** BEGIN Entries **
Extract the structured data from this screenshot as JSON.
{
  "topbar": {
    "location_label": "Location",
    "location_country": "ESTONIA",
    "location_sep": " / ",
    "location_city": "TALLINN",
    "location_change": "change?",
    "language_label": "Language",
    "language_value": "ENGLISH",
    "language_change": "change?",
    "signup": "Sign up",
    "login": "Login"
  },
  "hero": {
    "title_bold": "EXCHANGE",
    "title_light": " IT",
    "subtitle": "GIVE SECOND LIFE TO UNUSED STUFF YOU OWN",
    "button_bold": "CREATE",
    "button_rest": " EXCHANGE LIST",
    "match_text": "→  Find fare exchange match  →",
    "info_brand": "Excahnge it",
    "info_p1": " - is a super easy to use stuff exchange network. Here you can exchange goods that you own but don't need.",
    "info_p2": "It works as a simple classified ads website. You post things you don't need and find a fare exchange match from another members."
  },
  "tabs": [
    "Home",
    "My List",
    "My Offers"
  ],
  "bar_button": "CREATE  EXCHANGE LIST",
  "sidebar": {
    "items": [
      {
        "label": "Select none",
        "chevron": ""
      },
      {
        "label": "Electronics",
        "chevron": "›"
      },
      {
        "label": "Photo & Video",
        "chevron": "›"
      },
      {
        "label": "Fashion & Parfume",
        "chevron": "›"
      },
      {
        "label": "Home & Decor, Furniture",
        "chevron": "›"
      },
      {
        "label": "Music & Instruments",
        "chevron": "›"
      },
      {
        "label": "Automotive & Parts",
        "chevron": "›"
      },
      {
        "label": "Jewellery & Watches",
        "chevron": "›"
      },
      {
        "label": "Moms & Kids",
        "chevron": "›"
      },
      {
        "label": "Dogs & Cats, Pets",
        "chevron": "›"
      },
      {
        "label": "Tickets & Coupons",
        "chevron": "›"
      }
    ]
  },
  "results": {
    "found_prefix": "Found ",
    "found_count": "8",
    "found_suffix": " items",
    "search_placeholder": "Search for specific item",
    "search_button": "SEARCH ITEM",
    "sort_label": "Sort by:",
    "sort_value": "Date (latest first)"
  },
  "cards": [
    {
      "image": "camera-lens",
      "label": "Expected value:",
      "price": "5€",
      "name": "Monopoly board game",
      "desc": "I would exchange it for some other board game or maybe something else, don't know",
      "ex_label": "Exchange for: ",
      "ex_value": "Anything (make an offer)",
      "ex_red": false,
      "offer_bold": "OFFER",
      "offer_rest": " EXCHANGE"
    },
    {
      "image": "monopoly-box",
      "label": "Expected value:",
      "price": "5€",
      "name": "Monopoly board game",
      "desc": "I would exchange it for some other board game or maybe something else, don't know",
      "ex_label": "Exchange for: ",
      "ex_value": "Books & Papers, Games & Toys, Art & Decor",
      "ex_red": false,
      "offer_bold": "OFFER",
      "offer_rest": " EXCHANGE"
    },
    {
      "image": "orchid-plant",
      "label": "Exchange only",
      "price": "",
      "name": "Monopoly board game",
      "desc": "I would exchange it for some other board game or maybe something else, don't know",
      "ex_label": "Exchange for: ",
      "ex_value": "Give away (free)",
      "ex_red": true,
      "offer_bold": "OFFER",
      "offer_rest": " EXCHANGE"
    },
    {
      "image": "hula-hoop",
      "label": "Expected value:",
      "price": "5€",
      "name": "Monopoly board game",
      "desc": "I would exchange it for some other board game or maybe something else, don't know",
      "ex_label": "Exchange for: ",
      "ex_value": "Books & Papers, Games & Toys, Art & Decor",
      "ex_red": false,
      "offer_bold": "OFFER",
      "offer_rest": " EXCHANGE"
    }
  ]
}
** END Entries **
**Your objective:**
Extract the complete listing verbatim.

**Full response:**
Extract the structured data from this screenshot as JSON.
{
  "topbar": {
    "location_label": "Location",
    "location_country": "ESTONIA",
    "location_sep": " / ",
    "location_city": "TALLINN",
    "location_change": "change?",
    "language_label": "Language",
    "language_value": "ENGLISH",
    "language_change": "change?",
    "signup": "Sign up",
    "login": "Login"
  },
  "hero": {
    "title_bold": "EXCHANGE",
    "title_light": " IT",
    "subtitle": "GIVE SECOND LIFE TO UNUSED STUFF YOU OWN",
    "button_bold": "CREATE",
    "button_rest": " EXCHANGE LIST",
    "match_text": "→  Find fare exchange match  →",
    "info_brand": "Excahnge it",
    "info_p1": " - is a super easy to use stuff exchange network. Here you can exchange goods that you own but don't need.",
    "info_p2": "It works as a simple classified ads website. You post things you don't need and find a fare exchange match from another members."
  },
  "tabs": [
    "Home",
    "My List",
    "My Offers"
  ],
  "bar_button": "CREATE  EXCHANGE LIST",
  "sidebar": {
    "items": [
      {
        "label": "Select none",
        "chevron": ""
      },
      {
        "label": "Electronics",
        "chevron": "›"
      },
      {
        "label": "Photo & Video",
        "chevron": "›"
      },
      {
        "label": "Fashion & Parfume",
        "chevron": "›"
      },
      {
        "label": "Home & Decor, Furniture",
        "chevron": "›"
      },
      {
        "label": "Music & Instruments",
        "chevron": "›"
      },
      {
        "label": "Automotive & Parts",
        "chevron": "›"
      },
      {
        "label": "Jewellery & Watches",
        "chevron": "›"
      },
      {
        "label": "Moms & Kids",
        "chevron": "›"
      },
      {
        "label": "Dogs & Cats, Pets",
        "chevron": "›"
      },
      {
        "label": "Tickets & Coupons",
        "chevron": "›"
      }
    ]
  },
  "results": {
    "found_prefix": "Found ",
    "found_count": "8",
    "found_suffix": " items",
    "search_placeholder": "Search for specific item",
    "search_button": "SEARCH ITEM",
    "sort_label": "Sort by:",
    "sort_value": "Date (latest first)"
  },
  "cards": [
    {
      "image": "camera-lens",
      "label": "Expected value:",
      "price": "5€",
      "name": "Monopoly board game",
      "desc": "I would exchange it for some other board game or maybe something else, don't know",
      "ex_label": "Exchange for: ",
      "ex_value": "Anything (make an offer)",
      "ex_red": false,
      "offer_bold": "OFFER",
      "offer_rest": " EXCHANGE"
    },
    {
      "image": "monopoly-box",
      "label": "Expected value:",
      "price": "5€",
      "name": "Monopoly board game",
      "desc": "I would exchange it for some other board game or maybe something else, don't know",
      "ex_label": "Exchange for: ",
      "ex_value": "Books & Papers, Games & Toys, Art & Decor",
      "ex_red": false,
      "offer_bold": "OFFER",
      "offer_rest": " EXCHANGE"
    },
    {
      "image": "orchid-plant",
      "label": "Exchange only",
      "price": "",
      "name": "Monopoly board game",
      "desc": "I would exchange it for some other board game or maybe something else, don't know",
      "ex_label": "Exchange for: ",
      "ex_value": "Give away (free)",
      "ex_red": true,
      "offer_bold": "OFFER",
      "offer_rest": " EXCHANGE"
    },
    {
      "image": "hula-hoop",
      "label": "Expected value:",
      "price": "5€",
      "name": "Monopoly board game",
      "desc": "I would exchange it for some other board game or maybe something else, don't know",
      "ex_label": "Exchange for: ",
      "ex_value": "Books & Papers, Games & Toys, Art & Decor",
      "ex_red": false,
      "offer_bold": "OFFER",
      "offer_rest": " EXCHANGE"
    }
  ]
}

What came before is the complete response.